Instruction:
From the entries that follow, pick out all lines holding "период".

[Extracted data entries]
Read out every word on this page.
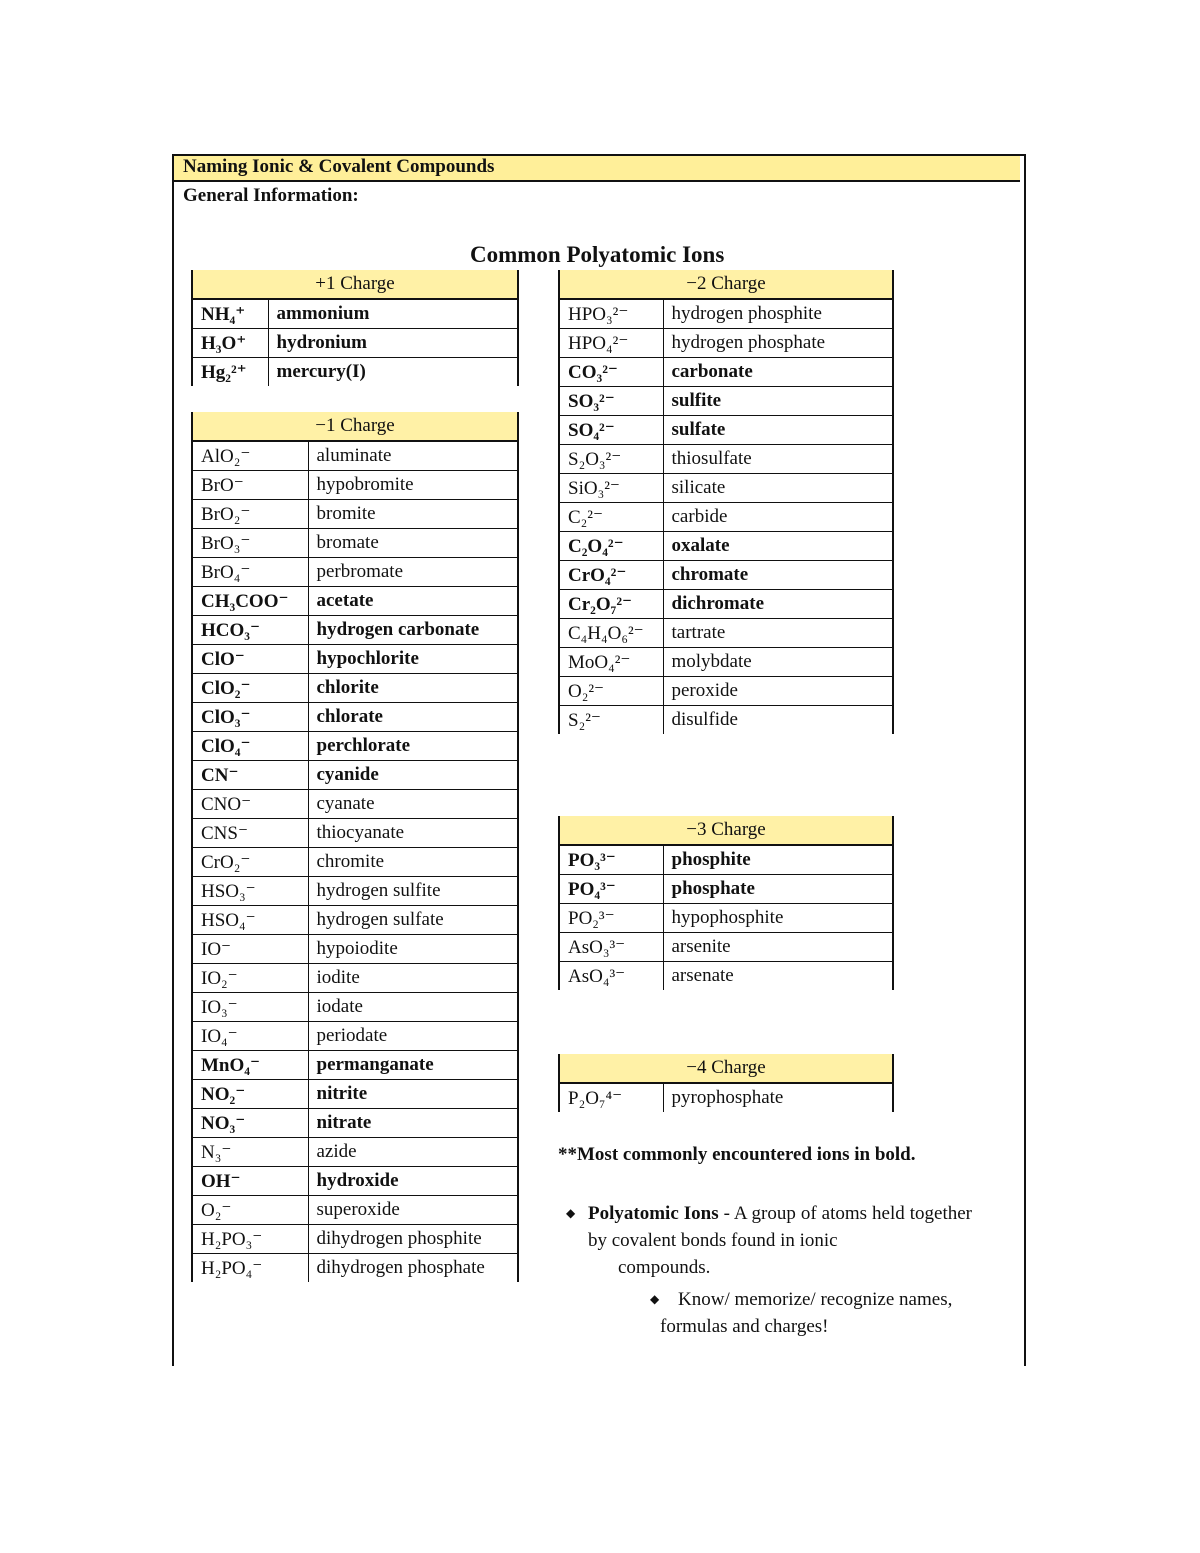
Naming Ionic & Covalent Compounds
General Information:
Common Polyatomic Ions
+1 Charge	
NH₄⁺	ammonium
H₃O⁺	hydronium
Hg₂²⁺	mercury(I)
−1 Charge	
AlO₂⁻	aluminate
BrO⁻	hypobromite
BrO₂⁻	bromite
BrO₃⁻	bromate
BrO₄⁻	perbromate
CH₃COO⁻	acetate
HCO₃⁻	hydrogen carbonate
ClO⁻	hypochlorite
ClO₂⁻	chlorite
ClO₃⁻	chlorate
ClO₄⁻	perchlorate
CN⁻	cyanide
CNO⁻	cyanate
CNS⁻	thiocyanate
CrO₂⁻	chromite
HSO₃⁻	hydrogen sulfite
HSO₄⁻	hydrogen sulfate
IO⁻	hypoiodite
IO₂⁻	iodite
IO₃⁻	iodate
IO₄⁻	periodate
MnO₄⁻	permanganate
NO₂⁻	nitrite
NO₃⁻	nitrate
N₃⁻	azide
OH⁻	hydroxide
O₂⁻	superoxide
H₂PO₃⁻	dihydrogen phosphite
H₂PO₄⁻	dihydrogen phosphate
−2 Charge	
HPO₃²⁻	hydrogen phosphite
HPO₄²⁻	hydrogen phosphate
CO₃²⁻	carbonate
SO₃²⁻	sulfite
SO₄²⁻	sulfate
S₂O₃²⁻	thiosulfate
SiO₃²⁻	silicate
C₂²⁻	carbide
C₂O₄²⁻	oxalate
CrO₄²⁻	chromate
Cr₂O₇²⁻	dichromate
C₄H₄O₆²⁻	tartrate
MoO₄²⁻	molybdate
O₂²⁻	peroxide
S₂²⁻	disulfide
−3 Charge	
PO₃³⁻	phosphite
PO₄³⁻	phosphate
PO₂³⁻	hypophosphite
AsO₃³⁻	arsenite
AsO₄³⁻	arsenate
−4 Charge
P₂O₇⁴⁻	pyrophosphate
**Most commonly encountered ions in bold.
◆ Polyatomic Ions - A group of atoms held together by covalent bonds found in ionic
compounds.
◆ Know/ memorize/ recognize names,
formulas and charges!
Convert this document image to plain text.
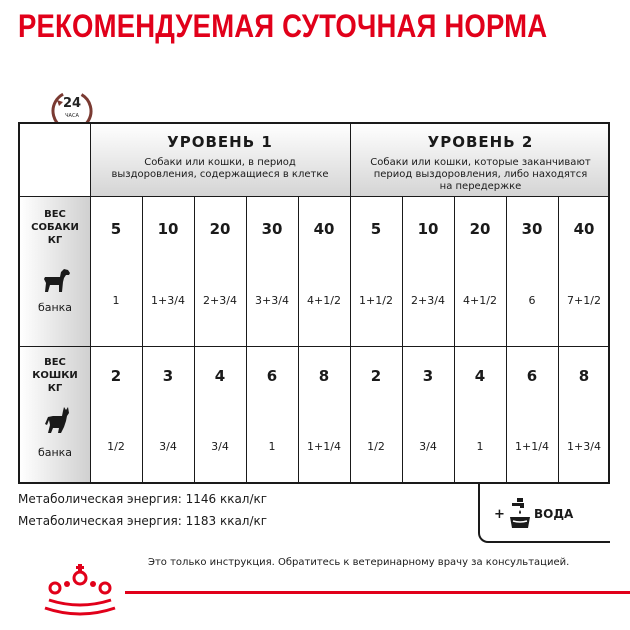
РЕКОМЕНДУЕМАЯ СУТОЧНАЯ НОРМА
24
ЧАСА
УРОВЕНЬ 1
Собаки или кошки, в период
выздоровления, содержащиеся в клетке
УРОВЕНЬ 2
Собаки или кошки, которые заканчивают
период выздоровления, либо находятся
на передержке
ВЕС
СОБАКИ
КГ
банка
ВЕС
КОШКИ
КГ
банка
5	10	20	30	40	5	10	20	30	40
1	1+3/4	2+3/4	3+3/4	4+1/2	1+1/2	2+3/4	4+1/2	6	7+1/2
2	3	4	6	8	2	3	4	6	8
1/2	3/4	3/4	1	1+1/4	1/2	3/4	1	1+1/4	1+3/4
Метаболическая энергия: 1146 ккал/кг
Метаболическая энергия: 1183 ккал/кг	+ ВОДА
Это только инструкция. Обратитесь к ветеринарному врачу за консультацией.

Answer to this exercise:
Собаки или кошки, в период
период выздоровления, либо находятся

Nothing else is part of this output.